■ **Exercise instructions**: Omit every picture and write out the rest of the records exactly.

■ **Records to use**:
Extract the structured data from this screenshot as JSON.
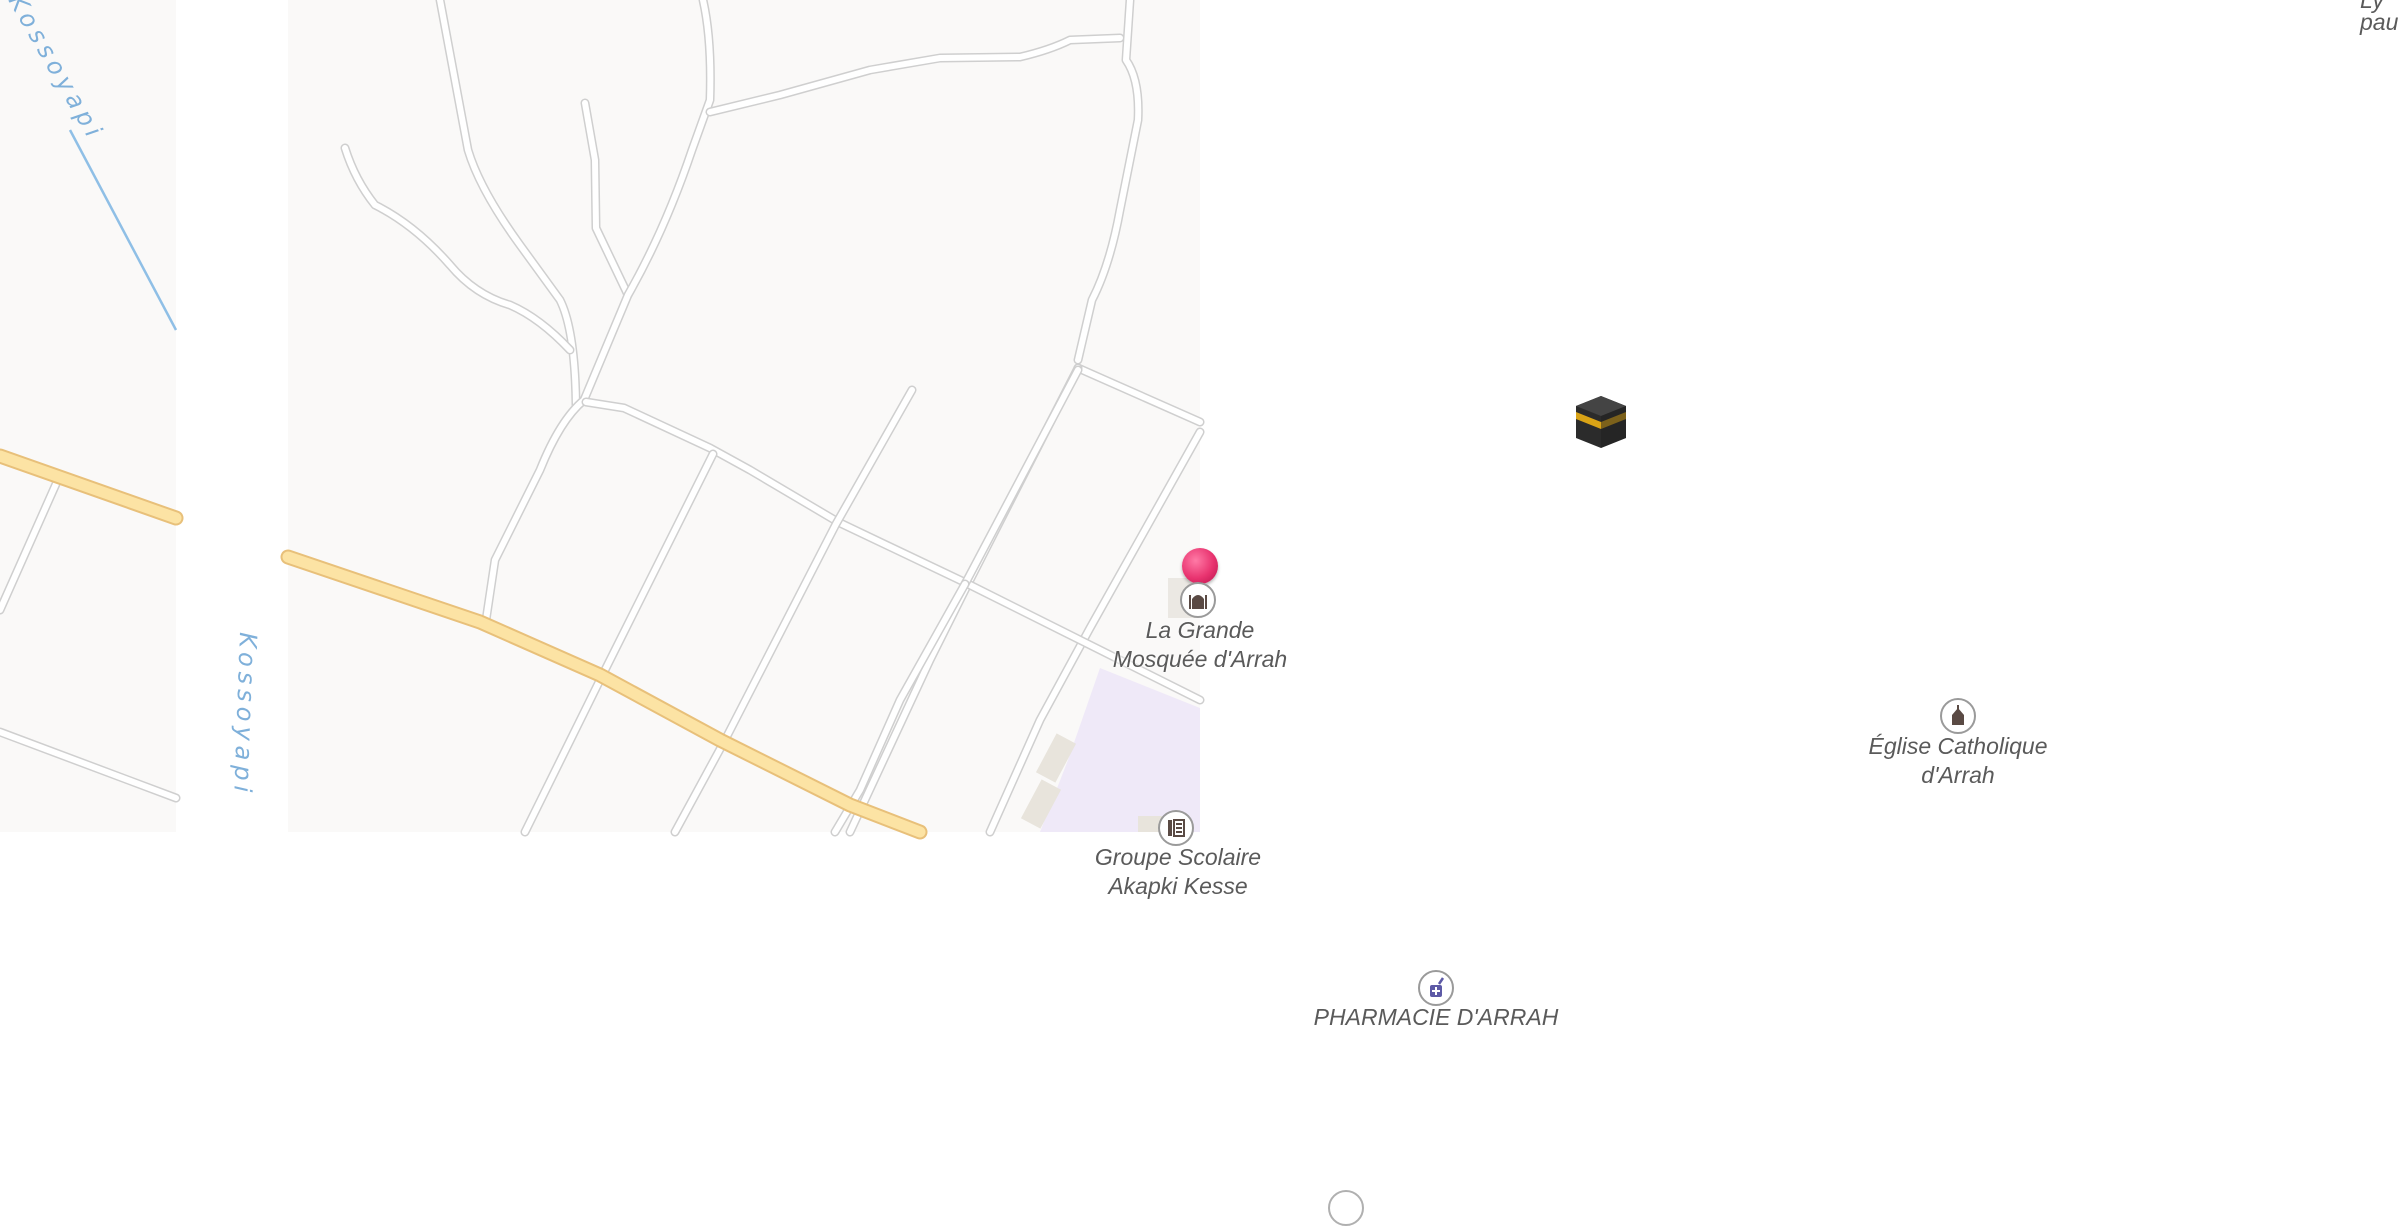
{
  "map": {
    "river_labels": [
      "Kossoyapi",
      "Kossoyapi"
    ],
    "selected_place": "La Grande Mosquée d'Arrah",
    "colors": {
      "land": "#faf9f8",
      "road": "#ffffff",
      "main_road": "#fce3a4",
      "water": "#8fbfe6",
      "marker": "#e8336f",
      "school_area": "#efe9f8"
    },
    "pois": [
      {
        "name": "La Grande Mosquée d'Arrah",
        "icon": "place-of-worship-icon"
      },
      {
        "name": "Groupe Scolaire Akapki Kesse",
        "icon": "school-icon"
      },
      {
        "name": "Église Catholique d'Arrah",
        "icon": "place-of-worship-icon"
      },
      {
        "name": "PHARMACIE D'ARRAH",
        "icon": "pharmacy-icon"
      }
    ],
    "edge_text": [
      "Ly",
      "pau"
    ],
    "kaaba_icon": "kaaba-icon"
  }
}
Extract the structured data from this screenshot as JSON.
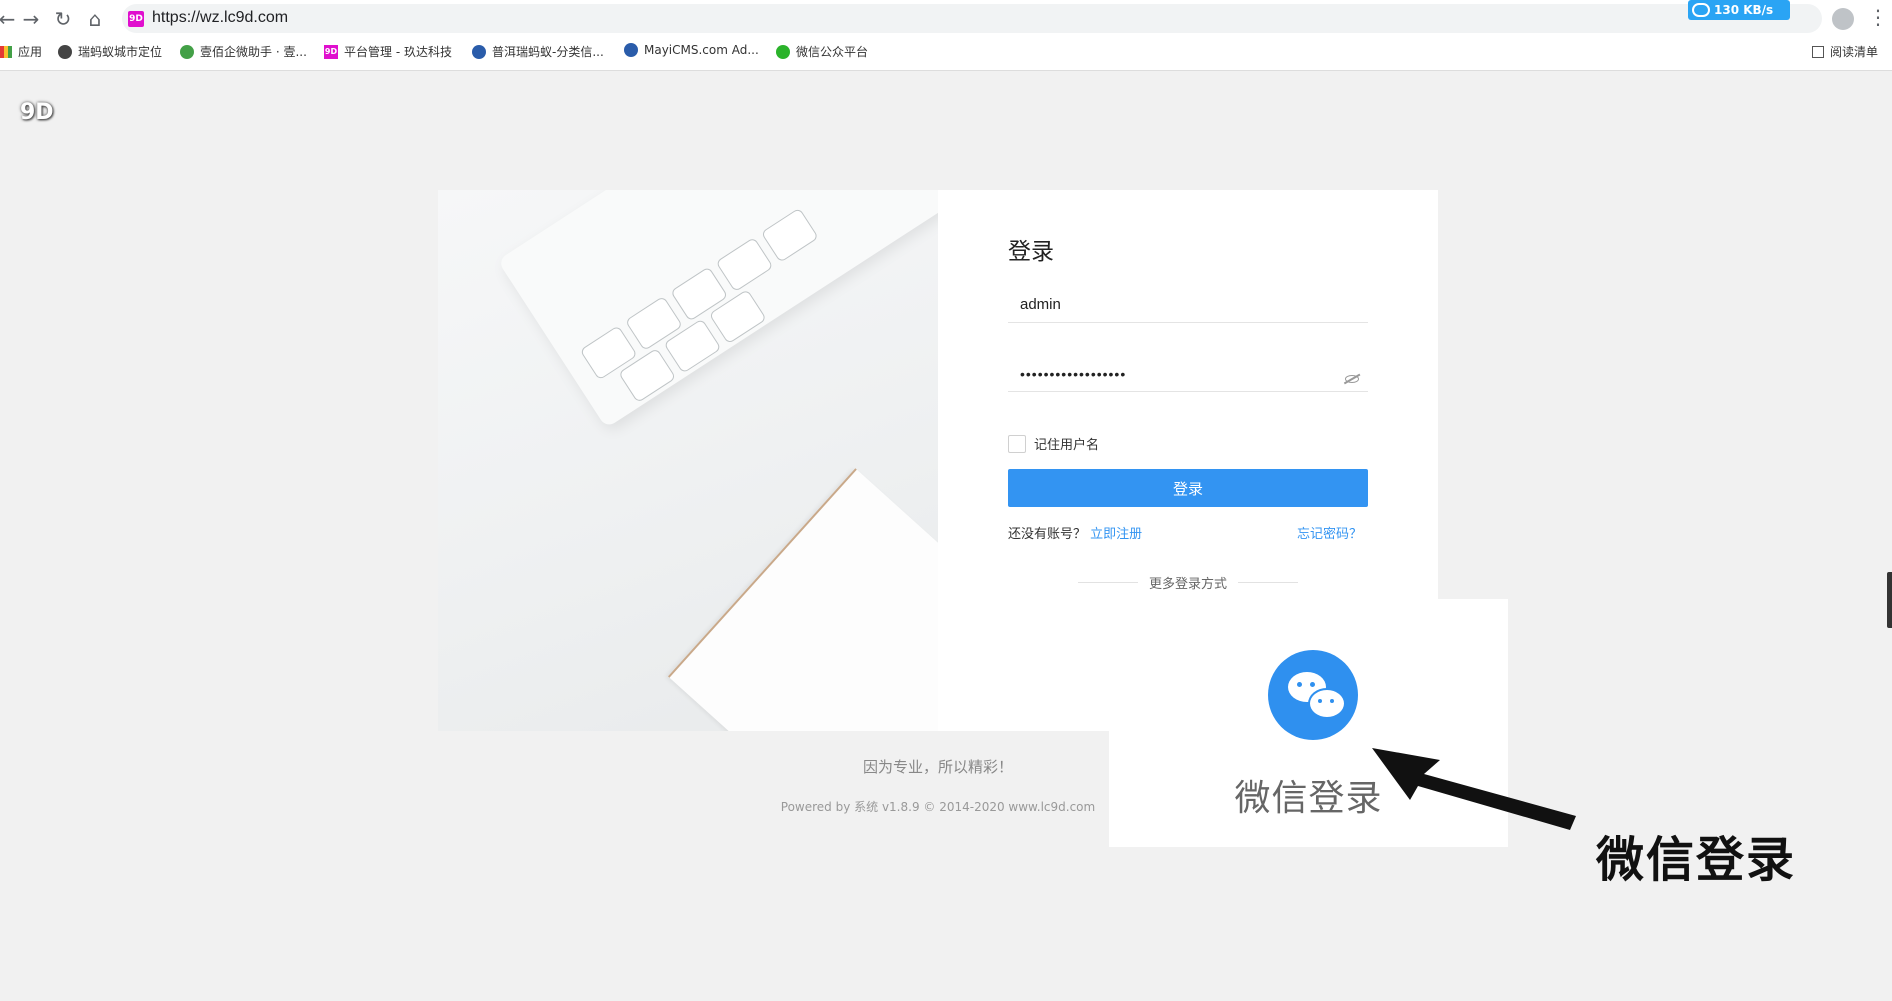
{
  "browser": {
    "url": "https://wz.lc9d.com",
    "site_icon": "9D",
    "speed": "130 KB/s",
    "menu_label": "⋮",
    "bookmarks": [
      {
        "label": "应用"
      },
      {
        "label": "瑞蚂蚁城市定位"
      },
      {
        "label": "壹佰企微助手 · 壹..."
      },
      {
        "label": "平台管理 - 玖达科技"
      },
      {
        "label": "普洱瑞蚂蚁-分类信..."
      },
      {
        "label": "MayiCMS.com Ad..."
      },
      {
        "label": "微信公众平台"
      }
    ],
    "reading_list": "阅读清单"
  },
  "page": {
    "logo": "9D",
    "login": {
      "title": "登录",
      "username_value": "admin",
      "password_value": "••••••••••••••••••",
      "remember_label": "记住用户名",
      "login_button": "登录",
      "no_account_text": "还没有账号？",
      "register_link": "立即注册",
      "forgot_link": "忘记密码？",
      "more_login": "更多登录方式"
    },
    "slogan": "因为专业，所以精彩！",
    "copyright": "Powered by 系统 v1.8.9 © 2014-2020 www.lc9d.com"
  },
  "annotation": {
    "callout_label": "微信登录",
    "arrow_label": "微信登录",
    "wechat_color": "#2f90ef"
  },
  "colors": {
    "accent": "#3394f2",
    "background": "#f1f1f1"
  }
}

■ **Response to the exercise**:
Extract the structured data from this screenshot as JSON.
{
  "map": {
    "river_labels": [
      "Kossoyapi",
      "Kossoyapi"
    ],
    "selected_place": "La Grande Mosquée d'Arrah",
    "colors": {
      "land": "#faf9f8",
      "road": "#ffffff",
      "main_road": "#fce3a4",
      "water": "#8fbfe6",
      "marker": "#e8336f",
      "school_area": "#efe9f8"
    },
    "pois": [
      {
        "name": "La Grande Mosquée d'Arrah",
        "icon": "place-of-worship-icon"
      },
      {
        "name": "Groupe Scolaire Akapki Kesse",
        "icon": "school-icon"
      },
      {
        "name": "Église Catholique d'Arrah",
        "icon": "place-of-worship-icon"
      },
      {
        "name": "PHARMACIE D'ARRAH",
        "icon": "pharmacy-icon"
      }
    ],
    "edge_text": [
      "Ly",
      "pau"
    ],
    "kaaba_icon": "kaaba-icon"
  }
}
Extract the structured data from this screenshot as JSON.
{
  "browser": {
    "url": "https://wz.lc9d.com",
    "site_icon": "9D",
    "speed": "130 KB/s",
    "menu_label": "⋮",
    "bookmarks": [
      {
        "label": "应用"
      },
      {
        "label": "瑞蚂蚁城市定位"
      },
      {
        "label": "壹佰企微助手 · 壹..."
      },
      {
        "label": "平台管理 - 玖达科技"
      },
      {
        "label": "普洱瑞蚂蚁-分类信..."
      },
      {
        "label": "MayiCMS.com Ad..."
      },
      {
        "label": "微信公众平台"
      }
    ],
    "reading_list": "阅读清单"
  },
  "page": {
    "logo": "9D",
    "login": {
      "title": "登录",
      "username_value": "admin",
      "password_value": "••••••••••••••••••",
      "remember_label": "记住用户名",
      "login_button": "登录",
      "no_account_text": "还没有账号？",
      "register_link": "立即注册",
      "forgot_link": "忘记密码？",
      "more_login": "更多登录方式"
    },
    "slogan": "因为专业，所以精彩！",
    "copyright": "Powered by 系统 v1.8.9 © 2014-2020 www.lc9d.com"
  },
  "annotation": {
    "callout_label": "微信登录",
    "arrow_label": "微信登录",
    "wechat_color": "#2f90ef"
  },
  "colors": {
    "accent": "#3394f2",
    "background": "#f1f1f1"
  }
}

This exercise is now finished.